(EXERCISE REQUIREMENTS) Copy out, from the entries below, each line holding the string "organizzato".

---

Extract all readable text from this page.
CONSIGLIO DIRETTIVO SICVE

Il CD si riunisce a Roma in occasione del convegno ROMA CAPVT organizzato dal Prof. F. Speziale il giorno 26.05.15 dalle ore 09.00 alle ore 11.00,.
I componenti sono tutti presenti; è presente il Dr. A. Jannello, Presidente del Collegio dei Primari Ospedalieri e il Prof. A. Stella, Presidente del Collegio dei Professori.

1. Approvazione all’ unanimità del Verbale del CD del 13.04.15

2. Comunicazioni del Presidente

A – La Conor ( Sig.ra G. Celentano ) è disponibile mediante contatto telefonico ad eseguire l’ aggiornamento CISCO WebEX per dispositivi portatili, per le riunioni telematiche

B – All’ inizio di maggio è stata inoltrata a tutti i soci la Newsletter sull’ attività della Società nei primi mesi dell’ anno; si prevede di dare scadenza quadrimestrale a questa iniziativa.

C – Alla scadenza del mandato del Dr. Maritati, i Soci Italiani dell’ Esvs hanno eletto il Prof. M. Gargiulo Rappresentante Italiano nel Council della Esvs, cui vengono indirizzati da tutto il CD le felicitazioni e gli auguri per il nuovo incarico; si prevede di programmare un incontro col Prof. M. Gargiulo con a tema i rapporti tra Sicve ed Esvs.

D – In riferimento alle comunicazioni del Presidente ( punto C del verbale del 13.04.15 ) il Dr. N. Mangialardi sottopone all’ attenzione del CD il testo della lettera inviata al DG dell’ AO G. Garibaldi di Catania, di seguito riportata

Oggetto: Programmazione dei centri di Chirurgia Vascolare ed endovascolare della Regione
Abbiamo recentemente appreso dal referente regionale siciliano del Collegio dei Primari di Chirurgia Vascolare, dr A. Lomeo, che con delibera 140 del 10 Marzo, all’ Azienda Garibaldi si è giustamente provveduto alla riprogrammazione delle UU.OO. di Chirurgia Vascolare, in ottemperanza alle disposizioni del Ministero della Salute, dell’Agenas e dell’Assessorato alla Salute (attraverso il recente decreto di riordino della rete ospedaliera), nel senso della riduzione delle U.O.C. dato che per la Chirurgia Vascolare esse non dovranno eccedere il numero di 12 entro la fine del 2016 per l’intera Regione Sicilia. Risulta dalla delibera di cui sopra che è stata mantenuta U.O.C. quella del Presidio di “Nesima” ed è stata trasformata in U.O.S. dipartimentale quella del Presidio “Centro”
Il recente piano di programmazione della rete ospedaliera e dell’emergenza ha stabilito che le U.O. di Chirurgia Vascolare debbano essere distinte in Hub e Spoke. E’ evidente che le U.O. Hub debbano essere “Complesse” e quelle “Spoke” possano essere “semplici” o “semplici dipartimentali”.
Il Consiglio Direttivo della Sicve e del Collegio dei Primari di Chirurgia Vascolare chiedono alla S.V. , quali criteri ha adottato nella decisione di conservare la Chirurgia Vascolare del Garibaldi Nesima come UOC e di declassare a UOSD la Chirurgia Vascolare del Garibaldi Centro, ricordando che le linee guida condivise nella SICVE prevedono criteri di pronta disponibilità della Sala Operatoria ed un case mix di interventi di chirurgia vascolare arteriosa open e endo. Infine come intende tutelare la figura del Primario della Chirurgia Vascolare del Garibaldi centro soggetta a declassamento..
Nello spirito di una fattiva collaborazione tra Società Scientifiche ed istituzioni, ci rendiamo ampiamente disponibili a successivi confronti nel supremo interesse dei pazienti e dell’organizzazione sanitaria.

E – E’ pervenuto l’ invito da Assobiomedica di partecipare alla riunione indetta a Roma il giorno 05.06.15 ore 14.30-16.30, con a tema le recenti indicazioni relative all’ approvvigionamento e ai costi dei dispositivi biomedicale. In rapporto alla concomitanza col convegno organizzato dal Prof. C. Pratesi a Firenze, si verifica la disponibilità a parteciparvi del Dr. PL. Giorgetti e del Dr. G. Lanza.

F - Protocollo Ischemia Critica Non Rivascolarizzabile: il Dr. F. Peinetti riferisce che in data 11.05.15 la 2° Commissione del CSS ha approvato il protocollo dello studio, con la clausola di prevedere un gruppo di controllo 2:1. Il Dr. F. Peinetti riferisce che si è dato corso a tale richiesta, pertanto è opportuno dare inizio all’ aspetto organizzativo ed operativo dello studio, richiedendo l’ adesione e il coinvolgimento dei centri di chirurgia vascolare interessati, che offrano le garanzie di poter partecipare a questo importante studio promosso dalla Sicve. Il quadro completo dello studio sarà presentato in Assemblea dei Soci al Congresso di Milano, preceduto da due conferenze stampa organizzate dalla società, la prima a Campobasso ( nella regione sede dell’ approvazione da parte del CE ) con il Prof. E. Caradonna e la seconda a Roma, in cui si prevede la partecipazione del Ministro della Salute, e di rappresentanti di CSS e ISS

---

(FINAL RESULT)
Il CD si riunisce a Roma in occasione del convegno ROMA CAPVT organizzato dal Prof. F. Speziale il giorno 26.05.15 dalle ore 09.00 alle ore 11.00,.
E – E’ pervenuto l’ invito da Assobiomedica di partecipare alla riunione indetta a Roma il giorno 05.06.15 ore 14.30-16.30, con a tema le recenti indicazioni relative all’ approvvigionamento e ai costi dei dispositivi biomedicale. In rapporto alla concomitanza col convegno organizzato dal Prof. C. Pratesi a Firenze, si verifica la disponibilità a parteciparvi del Dr. PL. Giorgetti e del Dr. G. Lanza.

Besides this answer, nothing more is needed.